[start of EXERCISE INPUT]

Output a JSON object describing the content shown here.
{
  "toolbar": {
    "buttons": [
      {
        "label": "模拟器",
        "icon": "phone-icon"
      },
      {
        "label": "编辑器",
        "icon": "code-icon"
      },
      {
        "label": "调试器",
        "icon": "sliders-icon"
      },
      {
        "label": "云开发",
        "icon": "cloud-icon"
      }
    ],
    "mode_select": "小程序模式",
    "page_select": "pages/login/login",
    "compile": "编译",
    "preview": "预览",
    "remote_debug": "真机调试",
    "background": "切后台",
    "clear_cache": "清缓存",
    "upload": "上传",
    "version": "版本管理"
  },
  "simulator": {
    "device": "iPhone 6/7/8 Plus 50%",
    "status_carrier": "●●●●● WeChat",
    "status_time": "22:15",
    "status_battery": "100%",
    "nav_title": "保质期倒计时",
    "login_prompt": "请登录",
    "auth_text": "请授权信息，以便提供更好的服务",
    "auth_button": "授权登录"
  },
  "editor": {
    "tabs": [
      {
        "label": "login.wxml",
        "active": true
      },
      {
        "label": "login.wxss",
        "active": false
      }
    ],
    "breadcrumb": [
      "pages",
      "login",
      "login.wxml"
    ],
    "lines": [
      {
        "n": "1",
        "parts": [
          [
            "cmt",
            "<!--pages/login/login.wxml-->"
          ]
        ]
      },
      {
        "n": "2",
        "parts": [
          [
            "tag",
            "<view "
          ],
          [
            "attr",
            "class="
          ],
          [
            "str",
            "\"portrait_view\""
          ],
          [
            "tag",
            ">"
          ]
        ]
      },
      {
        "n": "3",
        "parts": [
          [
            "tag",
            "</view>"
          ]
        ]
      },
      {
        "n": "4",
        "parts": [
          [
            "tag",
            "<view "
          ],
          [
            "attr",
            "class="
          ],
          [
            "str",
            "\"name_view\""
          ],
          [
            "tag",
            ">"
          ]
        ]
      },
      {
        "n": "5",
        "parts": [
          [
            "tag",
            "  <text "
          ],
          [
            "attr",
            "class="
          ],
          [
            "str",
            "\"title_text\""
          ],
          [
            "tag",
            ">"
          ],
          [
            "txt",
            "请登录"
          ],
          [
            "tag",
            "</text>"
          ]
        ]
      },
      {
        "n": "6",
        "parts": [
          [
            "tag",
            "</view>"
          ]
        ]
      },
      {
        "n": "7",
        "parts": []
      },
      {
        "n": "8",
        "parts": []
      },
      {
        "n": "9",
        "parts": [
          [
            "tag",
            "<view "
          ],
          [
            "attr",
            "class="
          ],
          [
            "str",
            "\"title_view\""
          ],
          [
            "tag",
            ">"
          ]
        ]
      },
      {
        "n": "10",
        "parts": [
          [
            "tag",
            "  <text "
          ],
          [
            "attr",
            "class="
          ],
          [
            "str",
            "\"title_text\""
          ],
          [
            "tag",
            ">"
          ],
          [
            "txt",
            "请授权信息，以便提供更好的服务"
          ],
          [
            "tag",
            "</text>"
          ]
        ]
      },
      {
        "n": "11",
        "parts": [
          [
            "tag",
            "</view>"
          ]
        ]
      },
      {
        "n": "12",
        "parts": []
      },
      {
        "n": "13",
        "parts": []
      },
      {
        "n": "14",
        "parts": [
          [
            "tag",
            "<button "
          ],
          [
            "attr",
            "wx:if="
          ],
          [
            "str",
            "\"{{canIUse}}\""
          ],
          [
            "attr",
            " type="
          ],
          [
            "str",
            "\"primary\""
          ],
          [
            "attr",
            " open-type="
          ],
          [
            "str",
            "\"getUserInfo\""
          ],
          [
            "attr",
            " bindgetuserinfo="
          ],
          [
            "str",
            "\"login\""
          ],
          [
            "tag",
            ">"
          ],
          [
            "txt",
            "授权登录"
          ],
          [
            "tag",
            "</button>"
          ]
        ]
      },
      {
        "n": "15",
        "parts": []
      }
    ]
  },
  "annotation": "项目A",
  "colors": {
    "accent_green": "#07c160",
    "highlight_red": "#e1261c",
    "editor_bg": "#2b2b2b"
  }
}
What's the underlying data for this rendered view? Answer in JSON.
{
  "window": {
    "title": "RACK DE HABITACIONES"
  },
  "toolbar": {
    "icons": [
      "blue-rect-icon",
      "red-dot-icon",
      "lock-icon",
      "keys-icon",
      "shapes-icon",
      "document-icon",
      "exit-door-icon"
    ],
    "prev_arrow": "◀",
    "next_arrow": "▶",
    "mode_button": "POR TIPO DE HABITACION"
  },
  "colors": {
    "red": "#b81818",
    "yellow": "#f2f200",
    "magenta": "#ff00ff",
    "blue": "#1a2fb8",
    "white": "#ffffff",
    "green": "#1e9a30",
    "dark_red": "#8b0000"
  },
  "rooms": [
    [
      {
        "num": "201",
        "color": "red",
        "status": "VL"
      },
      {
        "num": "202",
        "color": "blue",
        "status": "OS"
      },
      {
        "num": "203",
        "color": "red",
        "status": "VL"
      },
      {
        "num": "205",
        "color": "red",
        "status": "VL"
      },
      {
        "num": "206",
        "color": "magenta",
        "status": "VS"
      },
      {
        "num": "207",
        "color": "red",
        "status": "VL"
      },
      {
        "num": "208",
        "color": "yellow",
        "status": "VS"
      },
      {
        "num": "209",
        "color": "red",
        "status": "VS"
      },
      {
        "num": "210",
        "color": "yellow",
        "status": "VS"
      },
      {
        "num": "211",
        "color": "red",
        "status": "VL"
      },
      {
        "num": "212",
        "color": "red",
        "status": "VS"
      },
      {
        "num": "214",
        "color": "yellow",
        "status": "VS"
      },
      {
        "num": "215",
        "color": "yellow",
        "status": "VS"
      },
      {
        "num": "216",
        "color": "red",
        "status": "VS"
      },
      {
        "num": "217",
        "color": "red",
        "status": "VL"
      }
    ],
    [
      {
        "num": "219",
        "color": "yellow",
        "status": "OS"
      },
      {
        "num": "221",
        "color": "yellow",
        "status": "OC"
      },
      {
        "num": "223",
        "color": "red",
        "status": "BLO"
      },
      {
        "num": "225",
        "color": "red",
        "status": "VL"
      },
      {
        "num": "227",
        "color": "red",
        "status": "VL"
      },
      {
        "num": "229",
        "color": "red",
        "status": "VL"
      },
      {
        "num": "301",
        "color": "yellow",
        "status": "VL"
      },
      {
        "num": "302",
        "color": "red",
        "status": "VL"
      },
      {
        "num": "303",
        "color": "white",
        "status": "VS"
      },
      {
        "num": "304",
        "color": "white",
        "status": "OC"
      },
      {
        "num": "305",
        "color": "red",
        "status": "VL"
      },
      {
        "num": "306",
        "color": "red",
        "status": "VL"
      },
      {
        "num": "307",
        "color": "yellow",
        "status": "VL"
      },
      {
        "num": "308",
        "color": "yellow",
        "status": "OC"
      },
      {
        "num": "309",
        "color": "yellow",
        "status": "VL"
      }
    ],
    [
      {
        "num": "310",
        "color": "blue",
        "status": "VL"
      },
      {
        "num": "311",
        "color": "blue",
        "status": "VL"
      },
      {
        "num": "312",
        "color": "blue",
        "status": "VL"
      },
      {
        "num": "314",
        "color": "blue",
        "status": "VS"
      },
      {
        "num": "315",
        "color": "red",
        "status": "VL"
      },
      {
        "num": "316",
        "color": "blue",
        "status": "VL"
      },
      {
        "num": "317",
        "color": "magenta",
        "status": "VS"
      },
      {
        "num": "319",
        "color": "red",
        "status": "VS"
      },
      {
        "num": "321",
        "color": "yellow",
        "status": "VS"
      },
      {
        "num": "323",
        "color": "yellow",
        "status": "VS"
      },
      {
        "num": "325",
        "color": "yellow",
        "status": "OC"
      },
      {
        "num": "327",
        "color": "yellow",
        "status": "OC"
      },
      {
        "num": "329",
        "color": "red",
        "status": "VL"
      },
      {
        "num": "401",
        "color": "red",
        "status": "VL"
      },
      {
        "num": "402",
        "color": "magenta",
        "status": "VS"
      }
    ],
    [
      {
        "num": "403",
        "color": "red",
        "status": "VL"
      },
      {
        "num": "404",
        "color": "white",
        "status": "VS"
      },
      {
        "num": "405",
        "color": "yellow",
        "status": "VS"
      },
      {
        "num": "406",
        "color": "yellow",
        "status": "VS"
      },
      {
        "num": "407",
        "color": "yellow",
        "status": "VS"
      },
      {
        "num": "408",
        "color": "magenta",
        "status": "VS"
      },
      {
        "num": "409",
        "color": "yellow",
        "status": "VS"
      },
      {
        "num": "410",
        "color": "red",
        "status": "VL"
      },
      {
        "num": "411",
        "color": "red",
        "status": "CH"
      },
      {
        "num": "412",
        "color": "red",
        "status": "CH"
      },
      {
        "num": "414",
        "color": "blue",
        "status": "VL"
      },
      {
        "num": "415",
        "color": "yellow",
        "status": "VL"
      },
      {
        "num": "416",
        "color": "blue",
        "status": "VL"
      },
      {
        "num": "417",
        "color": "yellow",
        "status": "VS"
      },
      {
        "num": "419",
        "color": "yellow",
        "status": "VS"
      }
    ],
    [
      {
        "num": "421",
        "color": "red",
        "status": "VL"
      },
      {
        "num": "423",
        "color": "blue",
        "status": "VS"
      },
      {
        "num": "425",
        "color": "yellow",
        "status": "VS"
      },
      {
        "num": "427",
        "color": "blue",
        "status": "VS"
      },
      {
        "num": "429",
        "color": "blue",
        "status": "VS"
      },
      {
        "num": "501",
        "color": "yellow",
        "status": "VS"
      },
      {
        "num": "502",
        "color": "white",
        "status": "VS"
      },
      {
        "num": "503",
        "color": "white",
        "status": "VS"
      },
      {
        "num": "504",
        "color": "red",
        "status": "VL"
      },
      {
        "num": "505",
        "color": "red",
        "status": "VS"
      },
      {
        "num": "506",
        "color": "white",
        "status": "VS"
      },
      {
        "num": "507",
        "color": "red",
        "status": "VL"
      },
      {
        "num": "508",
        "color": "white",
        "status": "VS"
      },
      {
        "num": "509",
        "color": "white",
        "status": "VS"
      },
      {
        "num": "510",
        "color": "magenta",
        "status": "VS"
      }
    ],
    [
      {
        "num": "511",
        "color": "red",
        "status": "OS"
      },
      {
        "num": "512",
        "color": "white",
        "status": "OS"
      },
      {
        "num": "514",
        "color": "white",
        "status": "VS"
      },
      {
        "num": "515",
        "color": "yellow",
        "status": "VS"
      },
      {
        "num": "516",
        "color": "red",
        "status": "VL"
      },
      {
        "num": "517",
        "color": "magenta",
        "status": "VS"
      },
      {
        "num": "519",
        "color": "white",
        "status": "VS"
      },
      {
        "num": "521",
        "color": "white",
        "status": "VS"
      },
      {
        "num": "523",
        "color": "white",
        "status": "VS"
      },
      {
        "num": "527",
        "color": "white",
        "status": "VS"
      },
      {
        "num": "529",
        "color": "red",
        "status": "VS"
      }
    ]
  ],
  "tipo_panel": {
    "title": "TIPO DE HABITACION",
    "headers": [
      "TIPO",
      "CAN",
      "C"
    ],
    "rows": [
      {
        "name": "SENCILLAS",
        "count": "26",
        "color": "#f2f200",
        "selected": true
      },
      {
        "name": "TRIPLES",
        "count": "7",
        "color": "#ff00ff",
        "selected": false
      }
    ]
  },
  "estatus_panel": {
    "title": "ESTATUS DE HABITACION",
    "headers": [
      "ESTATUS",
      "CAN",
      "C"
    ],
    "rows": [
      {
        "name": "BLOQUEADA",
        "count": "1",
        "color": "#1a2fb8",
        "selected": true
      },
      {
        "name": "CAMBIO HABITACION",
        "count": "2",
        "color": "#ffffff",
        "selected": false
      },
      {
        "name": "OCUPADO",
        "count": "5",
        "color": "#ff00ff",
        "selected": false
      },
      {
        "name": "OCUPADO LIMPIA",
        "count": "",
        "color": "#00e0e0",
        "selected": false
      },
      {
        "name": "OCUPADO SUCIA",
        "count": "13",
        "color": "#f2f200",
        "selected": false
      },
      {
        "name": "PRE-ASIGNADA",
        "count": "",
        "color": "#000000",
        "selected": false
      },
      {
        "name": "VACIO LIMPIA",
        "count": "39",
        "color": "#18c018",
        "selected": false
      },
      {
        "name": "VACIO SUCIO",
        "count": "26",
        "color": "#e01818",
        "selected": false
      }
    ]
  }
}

[end of EXERCISE INPUT]

For the entries above, state how many lines contain the word "LIMPIA". Provide the number by itself.

EXERCISE ANSWER
2